[Stored data]
----------------------------------------

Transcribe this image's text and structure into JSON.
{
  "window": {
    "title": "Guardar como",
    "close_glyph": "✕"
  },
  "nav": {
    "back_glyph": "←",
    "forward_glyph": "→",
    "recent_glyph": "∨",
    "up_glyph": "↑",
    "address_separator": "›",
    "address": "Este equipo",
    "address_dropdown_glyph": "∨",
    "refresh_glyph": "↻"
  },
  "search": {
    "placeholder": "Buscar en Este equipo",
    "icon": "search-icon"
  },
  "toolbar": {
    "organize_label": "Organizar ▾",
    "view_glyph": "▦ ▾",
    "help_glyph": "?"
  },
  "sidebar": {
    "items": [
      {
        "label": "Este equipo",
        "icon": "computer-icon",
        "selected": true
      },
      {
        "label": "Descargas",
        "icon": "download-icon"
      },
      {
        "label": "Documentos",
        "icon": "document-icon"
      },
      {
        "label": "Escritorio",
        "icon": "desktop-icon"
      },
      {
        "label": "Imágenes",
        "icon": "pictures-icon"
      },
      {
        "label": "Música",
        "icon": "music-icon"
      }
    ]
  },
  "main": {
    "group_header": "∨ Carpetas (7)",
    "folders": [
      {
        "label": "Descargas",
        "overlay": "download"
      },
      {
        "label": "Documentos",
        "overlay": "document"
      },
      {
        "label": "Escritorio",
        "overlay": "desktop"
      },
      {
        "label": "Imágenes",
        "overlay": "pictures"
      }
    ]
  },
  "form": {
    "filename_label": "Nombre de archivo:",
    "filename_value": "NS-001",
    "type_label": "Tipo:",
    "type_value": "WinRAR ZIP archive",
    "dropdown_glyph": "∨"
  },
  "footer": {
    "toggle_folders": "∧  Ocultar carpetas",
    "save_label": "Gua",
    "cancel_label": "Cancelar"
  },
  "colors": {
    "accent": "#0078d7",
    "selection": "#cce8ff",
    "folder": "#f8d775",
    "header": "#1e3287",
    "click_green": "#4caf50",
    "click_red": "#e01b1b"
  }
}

----------------------------------------

» **Exercise aim**:
An exact copy of all the records is the expected answer.

» **Exercise result**:
Transcribe this image's text and structure into JSON.
{
  "window": {
    "title": "Guardar como",
    "close_glyph": "✕"
  },
  "nav": {
    "back_glyph": "←",
    "forward_glyph": "→",
    "recent_glyph": "∨",
    "up_glyph": "↑",
    "address_separator": "›",
    "address": "Este equipo",
    "address_dropdown_glyph": "∨",
    "refresh_glyph": "↻"
  },
  "search": {
    "placeholder": "Buscar en Este equipo",
    "icon": "search-icon"
  },
  "toolbar": {
    "organize_label": "Organizar ▾",
    "view_glyph": "▦ ▾",
    "help_glyph": "?"
  },
  "sidebar": {
    "items": [
      {
        "label": "Este equipo",
        "icon": "computer-icon",
        "selected": true
      },
      {
        "label": "Descargas",
        "icon": "download-icon"
      },
      {
        "label": "Documentos",
        "icon": "document-icon"
      },
      {
        "label": "Escritorio",
        "icon": "desktop-icon"
      },
      {
        "label": "Imágenes",
        "icon": "pictures-icon"
      },
      {
        "label": "Música",
        "icon": "music-icon"
      }
    ]
  },
  "main": {
    "group_header": "∨ Carpetas (7)",
    "folders": [
      {
        "label": "Descargas",
        "overlay": "download"
      },
      {
        "label": "Documentos",
        "overlay": "document"
      },
      {
        "label": "Escritorio",
        "overlay": "desktop"
      },
      {
        "label": "Imágenes",
        "overlay": "pictures"
      }
    ]
  },
  "form": {
    "filename_label": "Nombre de archivo:",
    "filename_value": "NS-001",
    "type_label": "Tipo:",
    "type_value": "WinRAR ZIP archive",
    "dropdown_glyph": "∨"
  },
  "footer": {
    "toggle_folders": "∧  Ocultar carpetas",
    "save_label": "Gua",
    "cancel_label": "Cancelar"
  },
  "colors": {
    "accent": "#0078d7",
    "selection": "#cce8ff",
    "folder": "#f8d775",
    "header": "#1e3287",
    "click_green": "#4caf50",
    "click_red": "#e01b1b"
  }
}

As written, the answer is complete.